Copy the data precisely, keeping every character.

## begin Supplied material

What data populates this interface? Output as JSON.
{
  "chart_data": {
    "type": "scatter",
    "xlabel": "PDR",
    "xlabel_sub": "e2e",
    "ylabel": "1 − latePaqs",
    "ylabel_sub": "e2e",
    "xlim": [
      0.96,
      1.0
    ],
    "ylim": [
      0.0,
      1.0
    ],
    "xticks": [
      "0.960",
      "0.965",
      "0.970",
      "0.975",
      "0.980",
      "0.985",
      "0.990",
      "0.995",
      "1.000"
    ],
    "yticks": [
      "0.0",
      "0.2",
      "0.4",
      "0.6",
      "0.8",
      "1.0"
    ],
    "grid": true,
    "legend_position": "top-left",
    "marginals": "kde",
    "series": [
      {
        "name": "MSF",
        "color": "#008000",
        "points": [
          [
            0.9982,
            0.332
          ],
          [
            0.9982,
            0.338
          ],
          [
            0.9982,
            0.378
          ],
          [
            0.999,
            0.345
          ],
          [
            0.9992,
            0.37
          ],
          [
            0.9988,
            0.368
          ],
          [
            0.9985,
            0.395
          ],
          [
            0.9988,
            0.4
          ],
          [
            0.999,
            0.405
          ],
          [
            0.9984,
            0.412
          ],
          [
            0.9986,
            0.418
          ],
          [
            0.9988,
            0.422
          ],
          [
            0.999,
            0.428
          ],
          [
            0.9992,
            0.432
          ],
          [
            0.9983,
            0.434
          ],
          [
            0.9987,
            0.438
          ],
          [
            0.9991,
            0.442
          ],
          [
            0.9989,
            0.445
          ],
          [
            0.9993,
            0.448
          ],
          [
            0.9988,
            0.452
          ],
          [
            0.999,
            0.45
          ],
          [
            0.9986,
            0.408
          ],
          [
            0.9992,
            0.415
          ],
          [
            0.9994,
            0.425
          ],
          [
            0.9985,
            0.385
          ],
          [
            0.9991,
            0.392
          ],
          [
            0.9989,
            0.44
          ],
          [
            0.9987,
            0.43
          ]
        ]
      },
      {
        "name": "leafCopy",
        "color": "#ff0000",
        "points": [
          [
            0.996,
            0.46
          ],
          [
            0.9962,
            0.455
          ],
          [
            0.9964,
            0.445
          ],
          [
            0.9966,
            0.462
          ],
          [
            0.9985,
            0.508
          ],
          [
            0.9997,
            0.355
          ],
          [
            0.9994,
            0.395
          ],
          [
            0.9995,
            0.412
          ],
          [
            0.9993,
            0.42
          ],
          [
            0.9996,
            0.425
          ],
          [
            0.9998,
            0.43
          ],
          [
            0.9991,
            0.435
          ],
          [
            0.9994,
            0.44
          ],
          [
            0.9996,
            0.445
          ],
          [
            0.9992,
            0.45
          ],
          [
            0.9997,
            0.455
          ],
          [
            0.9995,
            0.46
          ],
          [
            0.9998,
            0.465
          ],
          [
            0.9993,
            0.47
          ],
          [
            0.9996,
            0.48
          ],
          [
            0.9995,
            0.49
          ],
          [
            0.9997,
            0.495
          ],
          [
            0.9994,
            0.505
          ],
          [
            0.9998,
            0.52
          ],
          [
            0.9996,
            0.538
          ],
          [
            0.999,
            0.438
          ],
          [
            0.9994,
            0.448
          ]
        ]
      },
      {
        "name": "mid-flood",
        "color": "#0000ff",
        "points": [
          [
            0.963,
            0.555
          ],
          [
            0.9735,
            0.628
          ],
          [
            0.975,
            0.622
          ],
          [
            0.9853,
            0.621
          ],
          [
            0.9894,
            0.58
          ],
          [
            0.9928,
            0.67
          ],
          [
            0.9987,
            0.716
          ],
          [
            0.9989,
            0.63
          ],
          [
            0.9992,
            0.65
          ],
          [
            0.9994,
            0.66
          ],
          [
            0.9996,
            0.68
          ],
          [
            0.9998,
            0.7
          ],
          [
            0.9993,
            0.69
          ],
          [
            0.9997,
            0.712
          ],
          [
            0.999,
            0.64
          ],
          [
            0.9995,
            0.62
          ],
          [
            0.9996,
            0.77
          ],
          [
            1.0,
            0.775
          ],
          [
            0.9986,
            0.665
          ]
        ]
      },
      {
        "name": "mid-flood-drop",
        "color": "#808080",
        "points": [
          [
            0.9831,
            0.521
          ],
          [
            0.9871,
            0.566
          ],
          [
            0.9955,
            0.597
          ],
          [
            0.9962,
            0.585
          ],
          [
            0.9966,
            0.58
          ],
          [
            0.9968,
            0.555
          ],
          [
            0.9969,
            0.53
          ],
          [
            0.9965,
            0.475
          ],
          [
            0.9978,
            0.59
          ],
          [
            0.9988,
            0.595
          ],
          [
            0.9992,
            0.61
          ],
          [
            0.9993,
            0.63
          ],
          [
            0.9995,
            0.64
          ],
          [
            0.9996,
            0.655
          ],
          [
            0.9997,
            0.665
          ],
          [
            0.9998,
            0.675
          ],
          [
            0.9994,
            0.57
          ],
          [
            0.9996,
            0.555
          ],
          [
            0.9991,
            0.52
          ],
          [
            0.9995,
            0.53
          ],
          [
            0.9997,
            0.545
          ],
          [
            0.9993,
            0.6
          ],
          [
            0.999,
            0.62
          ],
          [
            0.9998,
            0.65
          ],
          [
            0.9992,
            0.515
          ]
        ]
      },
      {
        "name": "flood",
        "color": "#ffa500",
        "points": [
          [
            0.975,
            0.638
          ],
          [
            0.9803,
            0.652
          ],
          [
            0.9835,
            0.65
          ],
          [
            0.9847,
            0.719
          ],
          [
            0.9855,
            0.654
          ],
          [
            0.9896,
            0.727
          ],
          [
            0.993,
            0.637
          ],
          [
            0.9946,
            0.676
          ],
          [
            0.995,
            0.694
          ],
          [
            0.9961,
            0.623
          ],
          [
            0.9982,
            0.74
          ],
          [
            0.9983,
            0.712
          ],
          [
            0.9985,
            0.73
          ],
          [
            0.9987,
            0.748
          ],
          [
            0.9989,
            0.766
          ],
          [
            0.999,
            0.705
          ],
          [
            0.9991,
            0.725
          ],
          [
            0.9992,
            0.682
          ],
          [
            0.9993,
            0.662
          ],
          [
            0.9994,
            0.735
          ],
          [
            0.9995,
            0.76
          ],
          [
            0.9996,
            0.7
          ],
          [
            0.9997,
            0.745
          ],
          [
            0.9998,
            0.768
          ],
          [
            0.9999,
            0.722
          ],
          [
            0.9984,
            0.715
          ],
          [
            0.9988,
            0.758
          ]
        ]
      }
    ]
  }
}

## end Supplied material

Answer below |
What data populates this interface? Output as JSON.
{
  "chart_data": {
    "type": "scatter",
    "xlabel": "PDR",
    "xlabel_sub": "e2e",
    "ylabel": "1 − latePaqs",
    "ylabel_sub": "e2e",
    "xlim": [
      0.96,
      1.0
    ],
    "ylim": [
      0.0,
      1.0
    ],
    "xticks": [
      "0.960",
      "0.965",
      "0.970",
      "0.975",
      "0.980",
      "0.985",
      "0.990",
      "0.995",
      "1.000"
    ],
    "yticks": [
      "0.0",
      "0.2",
      "0.4",
      "0.6",
      "0.8",
      "1.0"
    ],
    "grid": true,
    "legend_position": "top-left",
    "marginals": "kde",
    "series": [
      {
        "name": "MSF",
        "color": "#008000",
        "points": [
          [
            0.9982,
            0.332
          ],
          [
            0.9982,
            0.338
          ],
          [
            0.9982,
            0.378
          ],
          [
            0.999,
            0.345
          ],
          [
            0.9992,
            0.37
          ],
          [
            0.9988,
            0.368
          ],
          [
            0.9985,
            0.395
          ],
          [
            0.9988,
            0.4
          ],
          [
            0.999,
            0.405
          ],
          [
            0.9984,
            0.412
          ],
          [
            0.9986,
            0.418
          ],
          [
            0.9988,
            0.422
          ],
          [
            0.999,
            0.428
          ],
          [
            0.9992,
            0.432
          ],
          [
            0.9983,
            0.434
          ],
          [
            0.9987,
            0.438
          ],
          [
            0.9991,
            0.442
          ],
          [
            0.9989,
            0.445
          ],
          [
            0.9993,
            0.448
          ],
          [
            0.9988,
            0.452
          ],
          [
            0.999,
            0.45
          ],
          [
            0.9986,
            0.408
          ],
          [
            0.9992,
            0.415
          ],
          [
            0.9994,
            0.425
          ],
          [
            0.9985,
            0.385
          ],
          [
            0.9991,
            0.392
          ],
          [
            0.9989,
            0.44
          ],
          [
            0.9987,
            0.43
          ]
        ]
      },
      {
        "name": "leafCopy",
        "color": "#ff0000",
        "points": [
          [
            0.996,
            0.46
          ],
          [
            0.9962,
            0.455
          ],
          [
            0.9964,
            0.445
          ],
          [
            0.9966,
            0.462
          ],
          [
            0.9985,
            0.508
          ],
          [
            0.9997,
            0.355
          ],
          [
            0.9994,
            0.395
          ],
          [
            0.9995,
            0.412
          ],
          [
            0.9993,
            0.42
          ],
          [
            0.9996,
            0.425
          ],
          [
            0.9998,
            0.43
          ],
          [
            0.9991,
            0.435
          ],
          [
            0.9994,
            0.44
          ],
          [
            0.9996,
            0.445
          ],
          [
            0.9992,
            0.45
          ],
          [
            0.9997,
            0.455
          ],
          [
            0.9995,
            0.46
          ],
          [
            0.9998,
            0.465
          ],
          [
            0.9993,
            0.47
          ],
          [
            0.9996,
            0.48
          ],
          [
            0.9995,
            0.49
          ],
          [
            0.9997,
            0.495
          ],
          [
            0.9994,
            0.505
          ],
          [
            0.9998,
            0.52
          ],
          [
            0.9996,
            0.538
          ],
          [
            0.999,
            0.438
          ],
          [
            0.9994,
            0.448
          ]
        ]
      },
      {
        "name": "mid-flood",
        "color": "#0000ff",
        "points": [
          [
            0.963,
            0.555
          ],
          [
            0.9735,
            0.628
          ],
          [
            0.975,
            0.622
          ],
          [
            0.9853,
            0.621
          ],
          [
            0.9894,
            0.58
          ],
          [
            0.9928,
            0.67
          ],
          [
            0.9987,
            0.716
          ],
          [
            0.9989,
            0.63
          ],
          [
            0.9992,
            0.65
          ],
          [
            0.9994,
            0.66
          ],
          [
            0.9996,
            0.68
          ],
          [
            0.9998,
            0.7
          ],
          [
            0.9993,
            0.69
          ],
          [
            0.9997,
            0.712
          ],
          [
            0.999,
            0.64
          ],
          [
            0.9995,
            0.62
          ],
          [
            0.9996,
            0.77
          ],
          [
            1.0,
            0.775
          ],
          [
            0.9986,
            0.665
          ]
        ]
      },
      {
        "name": "mid-flood-drop",
        "color": "#808080",
        "points": [
          [
            0.9831,
            0.521
          ],
          [
            0.9871,
            0.566
          ],
          [
            0.9955,
            0.597
          ],
          [
            0.9962,
            0.585
          ],
          [
            0.9966,
            0.58
          ],
          [
            0.9968,
            0.555
          ],
          [
            0.9969,
            0.53
          ],
          [
            0.9965,
            0.475
          ],
          [
            0.9978,
            0.59
          ],
          [
            0.9988,
            0.595
          ],
          [
            0.9992,
            0.61
          ],
          [
            0.9993,
            0.63
          ],
          [
            0.9995,
            0.64
          ],
          [
            0.9996,
            0.655
          ],
          [
            0.9997,
            0.665
          ],
          [
            0.9998,
            0.675
          ],
          [
            0.9994,
            0.57
          ],
          [
            0.9996,
            0.555
          ],
          [
            0.9991,
            0.52
          ],
          [
            0.9995,
            0.53
          ],
          [
            0.9997,
            0.545
          ],
          [
            0.9993,
            0.6
          ],
          [
            0.999,
            0.62
          ],
          [
            0.9998,
            0.65
          ],
          [
            0.9992,
            0.515
          ]
        ]
      },
      {
        "name": "flood",
        "color": "#ffa500",
        "points": [
          [
            0.975,
            0.638
          ],
          [
            0.9803,
            0.652
          ],
          [
            0.9835,
            0.65
          ],
          [
            0.9847,
            0.719
          ],
          [
            0.9855,
            0.654
          ],
          [
            0.9896,
            0.727
          ],
          [
            0.993,
            0.637
          ],
          [
            0.9946,
            0.676
          ],
          [
            0.995,
            0.694
          ],
          [
            0.9961,
            0.623
          ],
          [
            0.9982,
            0.74
          ],
          [
            0.9983,
            0.712
          ],
          [
            0.9985,
            0.73
          ],
          [
            0.9987,
            0.748
          ],
          [
            0.9989,
            0.766
          ],
          [
            0.999,
            0.705
          ],
          [
            0.9991,
            0.725
          ],
          [
            0.9992,
            0.682
          ],
          [
            0.9993,
            0.662
          ],
          [
            0.9994,
            0.735
          ],
          [
            0.9995,
            0.76
          ],
          [
            0.9996,
            0.7
          ],
          [
            0.9997,
            0.745
          ],
          [
            0.9998,
            0.768
          ],
          [
            0.9999,
            0.722
          ],
          [
            0.9984,
            0.715
          ],
          [
            0.9988,
            0.758
          ]
        ]
      }
    ]
  }
}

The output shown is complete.